- [DIRECTION] Without including any pictures, write out the listing below exactly.

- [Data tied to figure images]
>> Begin
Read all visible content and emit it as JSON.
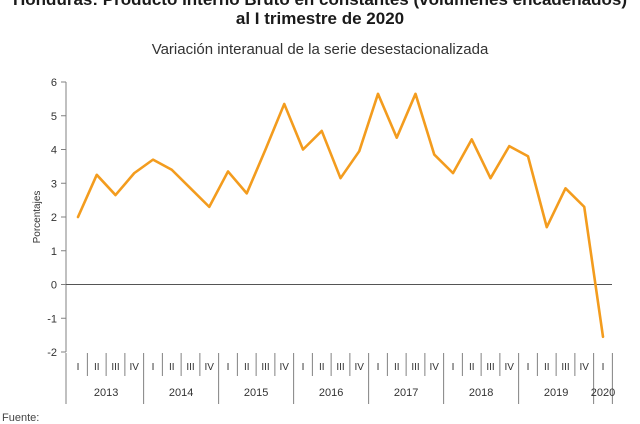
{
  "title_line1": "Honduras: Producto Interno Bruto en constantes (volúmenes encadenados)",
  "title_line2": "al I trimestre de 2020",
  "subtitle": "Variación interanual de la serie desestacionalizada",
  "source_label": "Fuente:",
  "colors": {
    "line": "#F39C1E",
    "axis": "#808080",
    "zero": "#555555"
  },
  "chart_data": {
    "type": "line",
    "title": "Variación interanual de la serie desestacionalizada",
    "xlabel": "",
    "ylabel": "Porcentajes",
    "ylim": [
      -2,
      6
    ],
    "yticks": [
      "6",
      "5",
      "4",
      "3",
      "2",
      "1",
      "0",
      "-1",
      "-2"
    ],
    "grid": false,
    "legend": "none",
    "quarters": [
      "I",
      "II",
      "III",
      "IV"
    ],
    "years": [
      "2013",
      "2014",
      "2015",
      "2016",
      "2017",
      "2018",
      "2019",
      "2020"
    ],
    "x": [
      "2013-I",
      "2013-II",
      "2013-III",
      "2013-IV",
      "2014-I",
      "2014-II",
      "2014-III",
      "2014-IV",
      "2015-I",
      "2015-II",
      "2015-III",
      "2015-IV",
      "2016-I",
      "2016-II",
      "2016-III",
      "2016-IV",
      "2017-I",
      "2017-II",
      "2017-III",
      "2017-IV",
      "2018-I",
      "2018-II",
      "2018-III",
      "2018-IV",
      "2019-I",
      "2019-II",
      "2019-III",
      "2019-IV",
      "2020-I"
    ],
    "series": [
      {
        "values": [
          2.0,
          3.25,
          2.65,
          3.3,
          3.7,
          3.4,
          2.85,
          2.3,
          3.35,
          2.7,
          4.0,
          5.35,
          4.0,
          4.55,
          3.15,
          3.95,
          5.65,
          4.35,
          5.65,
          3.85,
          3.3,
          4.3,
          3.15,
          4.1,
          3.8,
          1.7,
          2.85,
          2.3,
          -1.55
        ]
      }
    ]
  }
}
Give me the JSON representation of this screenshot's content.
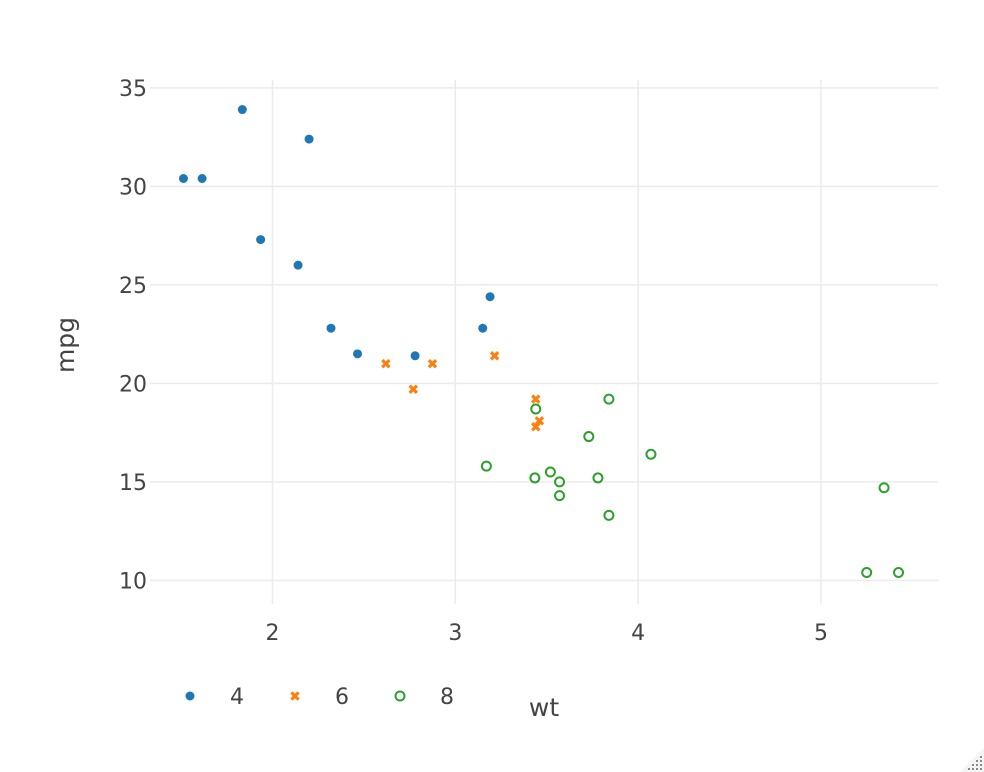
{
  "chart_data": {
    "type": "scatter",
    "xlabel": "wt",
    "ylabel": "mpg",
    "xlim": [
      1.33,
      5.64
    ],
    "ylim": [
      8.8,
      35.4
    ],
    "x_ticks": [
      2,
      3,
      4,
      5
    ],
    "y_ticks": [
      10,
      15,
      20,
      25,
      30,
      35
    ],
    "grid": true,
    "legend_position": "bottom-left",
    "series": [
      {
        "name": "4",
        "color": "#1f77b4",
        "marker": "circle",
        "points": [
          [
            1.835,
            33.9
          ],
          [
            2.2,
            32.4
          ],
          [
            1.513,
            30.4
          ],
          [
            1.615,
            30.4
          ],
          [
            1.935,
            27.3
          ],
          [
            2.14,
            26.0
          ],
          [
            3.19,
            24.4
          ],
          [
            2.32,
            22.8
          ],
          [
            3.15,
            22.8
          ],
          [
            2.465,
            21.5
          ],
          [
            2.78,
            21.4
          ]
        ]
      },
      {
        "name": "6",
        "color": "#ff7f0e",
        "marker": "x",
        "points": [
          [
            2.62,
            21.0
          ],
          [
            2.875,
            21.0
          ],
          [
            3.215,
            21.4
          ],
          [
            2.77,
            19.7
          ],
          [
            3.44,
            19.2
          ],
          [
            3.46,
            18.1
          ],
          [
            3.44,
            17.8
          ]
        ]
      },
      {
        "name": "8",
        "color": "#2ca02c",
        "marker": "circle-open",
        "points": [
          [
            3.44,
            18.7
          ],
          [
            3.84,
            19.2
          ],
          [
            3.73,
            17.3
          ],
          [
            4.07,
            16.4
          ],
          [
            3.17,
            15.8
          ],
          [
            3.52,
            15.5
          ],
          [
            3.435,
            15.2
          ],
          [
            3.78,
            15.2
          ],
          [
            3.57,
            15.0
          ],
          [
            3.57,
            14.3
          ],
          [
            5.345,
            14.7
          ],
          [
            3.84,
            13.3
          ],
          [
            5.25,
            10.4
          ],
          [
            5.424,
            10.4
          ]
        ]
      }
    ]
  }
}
>> End
- [OUTPUT]
Read all visible content and emit it as JSON.
{
  "title_line1": "Honduras: Producto Interno Bruto en constantes (volúmenes encadenados)",
  "title_line2": "al I trimestre de 2020",
  "subtitle": "Variación interanual de la serie desestacionalizada",
  "source_label": "Fuente:",
  "colors": {
    "line": "#F39C1E",
    "axis": "#808080",
    "zero": "#555555"
  },
  "chart_data": {
    "type": "line",
    "title": "Variación interanual de la serie desestacionalizada",
    "xlabel": "",
    "ylabel": "Porcentajes",
    "ylim": [
      -2,
      6
    ],
    "yticks": [
      "6",
      "5",
      "4",
      "3",
      "2",
      "1",
      "0",
      "-1",
      "-2"
    ],
    "grid": false,
    "legend": "none",
    "quarters": [
      "I",
      "II",
      "III",
      "IV"
    ],
    "years": [
      "2013",
      "2014",
      "2015",
      "2016",
      "2017",
      "2018",
      "2019",
      "2020"
    ],
    "x": [
      "2013-I",
      "2013-II",
      "2013-III",
      "2013-IV",
      "2014-I",
      "2014-II",
      "2014-III",
      "2014-IV",
      "2015-I",
      "2015-II",
      "2015-III",
      "2015-IV",
      "2016-I",
      "2016-II",
      "2016-III",
      "2016-IV",
      "2017-I",
      "2017-II",
      "2017-III",
      "2017-IV",
      "2018-I",
      "2018-II",
      "2018-III",
      "2018-IV",
      "2019-I",
      "2019-II",
      "2019-III",
      "2019-IV",
      "2020-I"
    ],
    "series": [
      {
        "values": [
          2.0,
          3.25,
          2.65,
          3.3,
          3.7,
          3.4,
          2.85,
          2.3,
          3.35,
          2.7,
          4.0,
          5.35,
          4.0,
          4.55,
          3.15,
          3.95,
          5.65,
          4.35,
          5.65,
          3.85,
          3.3,
          4.3,
          3.15,
          4.1,
          3.8,
          1.7,
          2.85,
          2.3,
          -1.55
        ]
      }
    ]
  }
}
Give me the JSON representation of this screenshot's content.
{
  "chart_data": {
    "type": "scatter",
    "xlabel": "wt",
    "ylabel": "mpg",
    "xlim": [
      1.33,
      5.64
    ],
    "ylim": [
      8.8,
      35.4
    ],
    "x_ticks": [
      2,
      3,
      4,
      5
    ],
    "y_ticks": [
      10,
      15,
      20,
      25,
      30,
      35
    ],
    "grid": true,
    "legend_position": "bottom-left",
    "series": [
      {
        "name": "4",
        "color": "#1f77b4",
        "marker": "circle",
        "points": [
          [
            1.835,
            33.9
          ],
          [
            2.2,
            32.4
          ],
          [
            1.513,
            30.4
          ],
          [
            1.615,
            30.4
          ],
          [
            1.935,
            27.3
          ],
          [
            2.14,
            26.0
          ],
          [
            3.19,
            24.4
          ],
          [
            2.32,
            22.8
          ],
          [
            3.15,
            22.8
          ],
          [
            2.465,
            21.5
          ],
          [
            2.78,
            21.4
          ]
        ]
      },
      {
        "name": "6",
        "color": "#ff7f0e",
        "marker": "x",
        "points": [
          [
            2.62,
            21.0
          ],
          [
            2.875,
            21.0
          ],
          [
            3.215,
            21.4
          ],
          [
            2.77,
            19.7
          ],
          [
            3.44,
            19.2
          ],
          [
            3.46,
            18.1
          ],
          [
            3.44,
            17.8
          ]
        ]
      },
      {
        "name": "8",
        "color": "#2ca02c",
        "marker": "circle-open",
        "points": [
          [
            3.44,
            18.7
          ],
          [
            3.84,
            19.2
          ],
          [
            3.73,
            17.3
          ],
          [
            4.07,
            16.4
          ],
          [
            3.17,
            15.8
          ],
          [
            3.52,
            15.5
          ],
          [
            3.435,
            15.2
          ],
          [
            3.78,
            15.2
          ],
          [
            3.57,
            15.0
          ],
          [
            3.57,
            14.3
          ],
          [
            5.345,
            14.7
          ],
          [
            3.84,
            13.3
          ],
          [
            5.25,
            10.4
          ],
          [
            5.424,
            10.4
          ]
        ]
      }
    ]
  }
}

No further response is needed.